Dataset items
— BEGIN —

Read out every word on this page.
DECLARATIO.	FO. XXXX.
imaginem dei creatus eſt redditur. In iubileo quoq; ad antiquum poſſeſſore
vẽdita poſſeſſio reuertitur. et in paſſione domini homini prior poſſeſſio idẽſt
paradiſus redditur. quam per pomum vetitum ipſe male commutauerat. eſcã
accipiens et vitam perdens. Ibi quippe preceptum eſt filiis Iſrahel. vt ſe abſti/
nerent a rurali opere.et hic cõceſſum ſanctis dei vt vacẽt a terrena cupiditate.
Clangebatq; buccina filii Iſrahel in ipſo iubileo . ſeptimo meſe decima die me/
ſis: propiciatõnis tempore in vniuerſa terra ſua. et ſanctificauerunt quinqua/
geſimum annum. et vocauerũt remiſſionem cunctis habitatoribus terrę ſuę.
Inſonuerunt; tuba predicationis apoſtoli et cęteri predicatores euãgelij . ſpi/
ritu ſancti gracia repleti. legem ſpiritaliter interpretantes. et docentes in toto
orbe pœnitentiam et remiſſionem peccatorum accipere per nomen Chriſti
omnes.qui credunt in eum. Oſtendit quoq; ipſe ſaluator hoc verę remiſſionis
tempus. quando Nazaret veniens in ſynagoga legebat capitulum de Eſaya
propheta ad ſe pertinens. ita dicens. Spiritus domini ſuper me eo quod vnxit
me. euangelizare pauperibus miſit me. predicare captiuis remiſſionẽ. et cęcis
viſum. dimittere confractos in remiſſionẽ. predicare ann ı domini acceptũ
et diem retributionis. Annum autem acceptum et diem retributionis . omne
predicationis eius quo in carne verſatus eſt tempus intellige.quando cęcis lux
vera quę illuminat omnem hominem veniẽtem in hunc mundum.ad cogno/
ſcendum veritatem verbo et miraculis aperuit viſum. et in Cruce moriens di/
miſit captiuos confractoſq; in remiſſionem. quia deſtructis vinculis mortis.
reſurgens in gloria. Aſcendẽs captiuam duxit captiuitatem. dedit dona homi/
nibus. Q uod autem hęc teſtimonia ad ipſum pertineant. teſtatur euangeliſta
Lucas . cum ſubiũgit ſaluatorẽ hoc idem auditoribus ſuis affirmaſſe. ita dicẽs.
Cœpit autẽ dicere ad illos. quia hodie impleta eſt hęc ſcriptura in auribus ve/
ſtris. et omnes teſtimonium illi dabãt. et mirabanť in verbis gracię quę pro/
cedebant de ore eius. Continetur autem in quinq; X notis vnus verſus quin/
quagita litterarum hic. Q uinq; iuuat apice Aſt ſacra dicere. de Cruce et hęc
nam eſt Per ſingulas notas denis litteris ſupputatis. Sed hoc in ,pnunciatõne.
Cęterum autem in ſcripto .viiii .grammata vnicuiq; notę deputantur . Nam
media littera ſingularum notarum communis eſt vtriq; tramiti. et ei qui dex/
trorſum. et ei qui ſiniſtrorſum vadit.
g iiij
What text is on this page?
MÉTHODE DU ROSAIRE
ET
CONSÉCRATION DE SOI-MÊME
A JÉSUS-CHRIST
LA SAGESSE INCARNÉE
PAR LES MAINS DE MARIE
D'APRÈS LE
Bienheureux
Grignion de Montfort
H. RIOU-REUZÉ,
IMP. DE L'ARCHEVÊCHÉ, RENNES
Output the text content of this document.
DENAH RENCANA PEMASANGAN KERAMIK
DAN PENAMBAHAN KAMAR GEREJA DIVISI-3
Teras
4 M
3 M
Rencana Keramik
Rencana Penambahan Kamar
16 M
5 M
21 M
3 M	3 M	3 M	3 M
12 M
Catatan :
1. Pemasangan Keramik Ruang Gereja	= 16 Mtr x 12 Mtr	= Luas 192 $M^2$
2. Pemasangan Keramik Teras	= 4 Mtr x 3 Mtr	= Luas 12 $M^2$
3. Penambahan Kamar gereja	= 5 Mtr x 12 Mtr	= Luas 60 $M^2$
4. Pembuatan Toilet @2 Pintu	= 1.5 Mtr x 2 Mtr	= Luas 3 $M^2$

— END —

**Exercise brief**
Identify the lines of the entries containing the string "quando". Copy each such line.

**Response for this exercise**
tempus. quando Nazaret veniens in ſynagoga legebat capitulum de Eſaya
predicationis eius quo in carne verſatus eſt tempus intellige.quando cęcis lux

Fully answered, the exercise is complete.